WHAT THE EXERCISE ASKS →
Check each line of the material. Copy those containing "icon".

EXERCISE MATERIAL →

begin

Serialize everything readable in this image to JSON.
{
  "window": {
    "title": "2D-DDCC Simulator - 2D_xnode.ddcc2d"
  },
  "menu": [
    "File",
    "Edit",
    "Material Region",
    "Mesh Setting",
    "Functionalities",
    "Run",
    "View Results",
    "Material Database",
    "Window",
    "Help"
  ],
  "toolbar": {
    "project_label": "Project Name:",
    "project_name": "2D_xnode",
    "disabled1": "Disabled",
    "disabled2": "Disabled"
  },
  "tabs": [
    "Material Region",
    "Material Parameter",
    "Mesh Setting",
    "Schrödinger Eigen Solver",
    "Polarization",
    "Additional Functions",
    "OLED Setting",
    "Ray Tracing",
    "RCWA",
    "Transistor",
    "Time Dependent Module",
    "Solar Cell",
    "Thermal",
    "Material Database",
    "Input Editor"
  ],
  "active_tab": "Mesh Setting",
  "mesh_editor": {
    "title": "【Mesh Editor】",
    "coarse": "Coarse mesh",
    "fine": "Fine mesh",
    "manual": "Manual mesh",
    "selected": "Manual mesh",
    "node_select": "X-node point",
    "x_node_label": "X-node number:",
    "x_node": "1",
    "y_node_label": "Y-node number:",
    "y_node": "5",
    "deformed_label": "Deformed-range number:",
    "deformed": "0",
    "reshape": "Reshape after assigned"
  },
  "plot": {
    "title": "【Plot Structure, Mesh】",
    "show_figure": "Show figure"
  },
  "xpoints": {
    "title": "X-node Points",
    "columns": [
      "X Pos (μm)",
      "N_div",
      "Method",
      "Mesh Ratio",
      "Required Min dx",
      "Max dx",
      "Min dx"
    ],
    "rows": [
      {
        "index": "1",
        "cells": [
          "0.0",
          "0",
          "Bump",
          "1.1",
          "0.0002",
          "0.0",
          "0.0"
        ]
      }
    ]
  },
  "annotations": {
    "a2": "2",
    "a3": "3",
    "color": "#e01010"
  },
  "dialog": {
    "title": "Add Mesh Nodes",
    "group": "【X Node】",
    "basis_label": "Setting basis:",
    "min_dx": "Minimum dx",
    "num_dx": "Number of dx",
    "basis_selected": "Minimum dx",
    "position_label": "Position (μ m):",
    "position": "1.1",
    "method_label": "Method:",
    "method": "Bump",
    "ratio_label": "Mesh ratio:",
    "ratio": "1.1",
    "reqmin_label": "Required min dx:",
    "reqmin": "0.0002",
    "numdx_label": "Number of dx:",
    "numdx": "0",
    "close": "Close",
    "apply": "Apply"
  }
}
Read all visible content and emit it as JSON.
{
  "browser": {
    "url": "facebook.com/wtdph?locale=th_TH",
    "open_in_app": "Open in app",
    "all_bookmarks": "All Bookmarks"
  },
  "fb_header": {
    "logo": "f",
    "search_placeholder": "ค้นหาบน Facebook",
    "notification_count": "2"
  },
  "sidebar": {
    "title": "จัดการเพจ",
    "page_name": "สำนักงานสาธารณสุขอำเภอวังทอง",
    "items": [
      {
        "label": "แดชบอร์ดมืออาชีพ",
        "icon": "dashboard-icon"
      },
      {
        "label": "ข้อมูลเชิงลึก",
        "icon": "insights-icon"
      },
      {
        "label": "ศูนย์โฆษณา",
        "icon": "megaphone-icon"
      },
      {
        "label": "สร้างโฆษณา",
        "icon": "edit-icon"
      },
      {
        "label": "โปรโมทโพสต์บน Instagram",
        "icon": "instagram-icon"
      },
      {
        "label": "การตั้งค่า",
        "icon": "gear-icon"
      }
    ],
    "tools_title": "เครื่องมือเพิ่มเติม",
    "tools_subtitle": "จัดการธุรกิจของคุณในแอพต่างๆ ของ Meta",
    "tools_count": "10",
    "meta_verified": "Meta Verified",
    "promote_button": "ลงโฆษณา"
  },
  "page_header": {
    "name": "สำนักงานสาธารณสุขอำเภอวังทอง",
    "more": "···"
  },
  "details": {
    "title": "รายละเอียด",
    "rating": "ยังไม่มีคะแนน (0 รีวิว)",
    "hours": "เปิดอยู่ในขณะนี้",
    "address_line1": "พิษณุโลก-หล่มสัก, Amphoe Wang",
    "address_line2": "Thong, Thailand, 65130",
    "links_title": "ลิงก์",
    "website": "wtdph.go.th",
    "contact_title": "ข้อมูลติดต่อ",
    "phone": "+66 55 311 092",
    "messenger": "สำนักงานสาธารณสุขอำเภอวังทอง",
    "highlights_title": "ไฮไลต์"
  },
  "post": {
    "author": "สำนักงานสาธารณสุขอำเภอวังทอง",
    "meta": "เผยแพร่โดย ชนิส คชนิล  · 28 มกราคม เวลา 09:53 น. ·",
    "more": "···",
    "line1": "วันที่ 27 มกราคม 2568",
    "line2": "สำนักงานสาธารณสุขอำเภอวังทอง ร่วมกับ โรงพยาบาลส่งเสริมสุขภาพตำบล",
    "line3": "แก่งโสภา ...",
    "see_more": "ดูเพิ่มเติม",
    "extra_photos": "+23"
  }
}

end

TASK RESPONSE →
        "icon": "dashboard-icon"
        "icon": "insights-icon"
        "icon": "megaphone-icon"
        "icon": "edit-icon"
        "icon": "instagram-icon"
        "icon": "gear-icon"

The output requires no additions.